GOAL | How many lines of these records hold the string "page"? Reply with the number alone.

INFORMATION PROVIDED |

-- Begin --

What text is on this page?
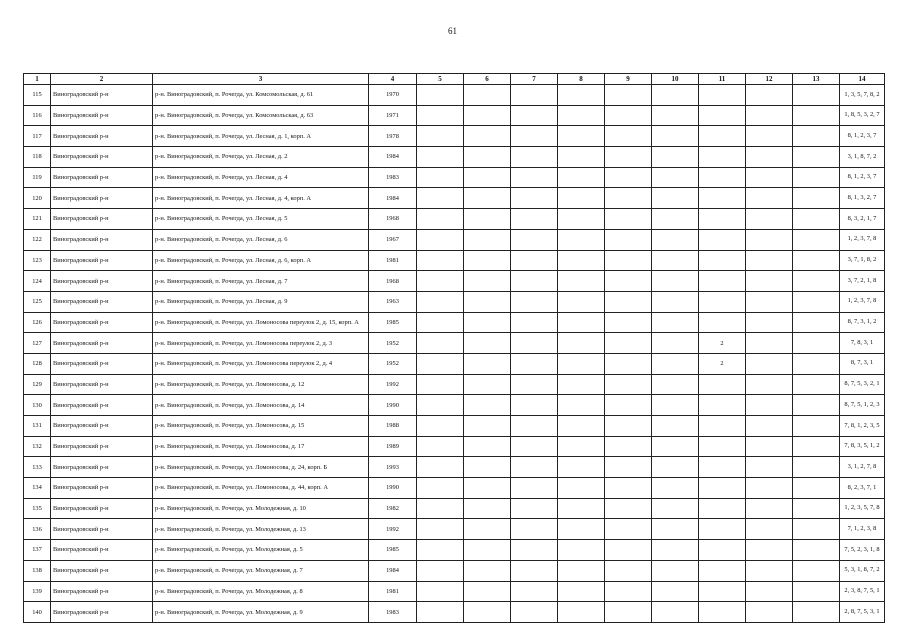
61
1	2	3	4	5	6	7	8	9	10	11	12	13	14
115	Виноградовский р-н	р-н. Виноградовский, п. Рочегда, ул. Комсомольская, д. 61	1970										1, 3, 5, 7, 8, 2
116	Виноградовский р-н	р-н. Виноградовский, п. Рочегда, ул. Комсомольская, д. 63	1971										1, 8, 5, 3, 2, 7
117	Виноградовский р-н	р-н. Виноградовский, п. Рочегда, ул. Лесная, д. 1, корп. А	1978										8, 1, 2, 3, 7
118	Виноградовский р-н	р-н. Виноградовский, п. Рочегда, ул. Лесная, д. 2	1984										3, 1, 8, 7, 2
119	Виноградовский р-н	р-н. Виноградовский, п. Рочегда, ул. Лесная, д. 4	1983										8, 1, 2, 3, 7
120	Виноградовский р-н	р-н. Виноградовский, п. Рочегда, ул. Лесная, д. 4, корп. А	1984										8, 1, 3, 2, 7
121	Виноградовский р-н	р-н. Виноградовский, п. Рочегда, ул. Лесная, д. 5	1968										8, 3, 2, 1, 7
122	Виноградовский р-н	р-н. Виноградовский, п. Рочегда, ул. Лесная, д. 6	1967										1, 2, 3, 7, 8
123	Виноградовский р-н	р-н. Виноградовский, п. Рочегда, ул. Лесная, д. 6, корп. А	1981										3, 7, 1, 8, 2
124	Виноградовский р-н	р-н. Виноградовский, п. Рочегда, ул. Лесная, д. 7	1968										3, 7, 2, 1, 8
125	Виноградовский р-н	р-н. Виноградовский, п. Рочегда, ул. Лесная, д. 9	1963										1, 2, 3, 7, 8
126	Виноградовский р-н	р-н. Виноградовский, п. Рочегда, ул. Ломоносова переулок 2, д. 15, корп. А	1985										8, 7, 3, 1, 2
127	Виноградовский р-н	р-н. Виноградовский, п. Рочегда, ул. Ломоносова переулок 2, д. 3	1952							2			7, 8, 3, 1
128	Виноградовский р-н	р-н. Виноградовский, п. Рочегда, ул. Ломоносова переулок 2, д. 4	1952							2			8, 7, 3, 1
129	Виноградовский р-н	р-н. Виноградовский, п. Рочегда, ул. Ломоносова, д. 12	1992										8, 7, 5, 3, 2, 1
130	Виноградовский р-н	р-н. Виноградовский, п. Рочегда, ул. Ломоносова, д. 14	1990										8, 7, 5, 1, 2, 3
131	Виноградовский р-н	р-н. Виноградовский, п. Рочегда, ул. Ломоносова, д. 15	1988										7, 8, 1, 2, 3, 5
132	Виноградовский р-н	р-н. Виноградовский, п. Рочегда, ул. Ломоносова, д. 17	1989										7, 8, 3, 5, 1, 2
133	Виноградовский р-н	р-н. Виноградовский, п. Рочегда, ул. Ломоносова, д. 24, корп. Б	1993										3, 1, 2, 7, 8
134	Виноградовский р-н	р-н. Виноградовский, п. Рочегда, ул. Ломоносова, д. 44, корп. А	1990										8, 2, 3, 7, 1
135	Виноградовский р-н	р-н. Виноградовский, п. Рочегда, ул. Молодежная, д. 10	1982										1, 2, 3, 5, 7, 8
136	Виноградовский р-н	р-н. Виноградовский, п. Рочегда, ул. Молодежная, д. 13	1992										7, 1, 2, 3, 8
137	Виноградовский р-н	р-н. Виноградовский, п. Рочегда, ул. Молодежная, д. 5	1985										7, 5, 2, 3, 1, 8
138	Виноградовский р-н	р-н. Виноградовский, п. Рочегда, ул. Молодежная, д. 7	1984										5, 3, 1, 8, 7, 2
139	Виноградовский р-н	р-н. Виноградовский, п. Рочегда, ул. Молодежная, д. 8	1981										2, 3, 8, 7, 5, 1
140	Виноградовский р-н	р-н. Виноградовский, п. Рочегда, ул. Молодежная, д. 9	1983										2, 8, 7, 5, 3, 1
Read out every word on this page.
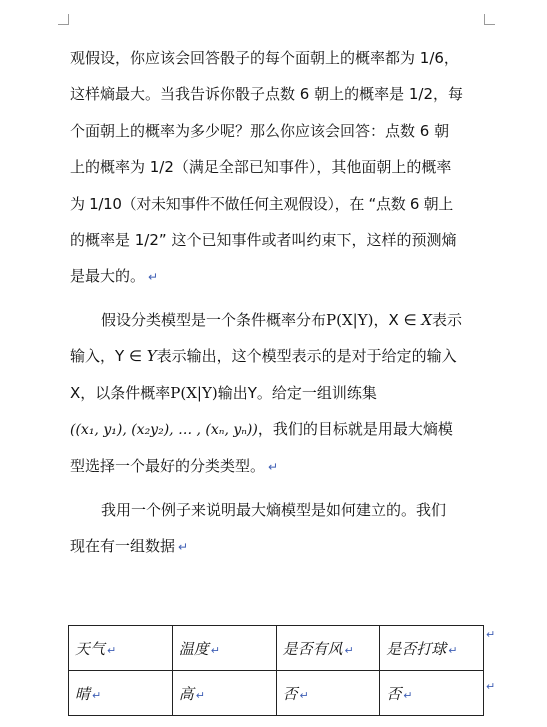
观假设，你应该会回答骰子的每个面朝上的概率都为 1/6，
这样熵最大。当我告诉你骰子点数 6 朝上的概率是 1/2，每
个面朝上的概率为多少呢？那么你应该会回答：点数 6 朝
上的概率为 1/2（满足全部已知事件），其他面朝上的概率
为 1/10（对未知事件不做任何主观假设），在 “点数 6 朝上
的概率是 1/2” 这个已知事件或者叫约束下，这样的预测熵
是最大的。 ↵
假设分类模型是一个条件概率分布P(X|Y)，X ∈ X表示
输入，Y ∈ Y表示输出，这个模型表示的是对于给定的输入
X，以条件概率P(X|Y)输出Y。给定一组训练集
((x₁, y₁), (x₂y₂), … , (xₙ, yₙ))，我们的目标就是用最大熵模
型选择一个最好的分类类型。 ↵
我用一个例子来说明最大熵模型是如何建立的。我们
现在有一组数据 ↵
天气 ↵	温度 ↵	是否有风 ↵	是否打球 ↵
晴 ↵	高 ↵	否 ↵	否 ↵
↵
↵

-- End --

OUTPUT FOR THIS TASK | 2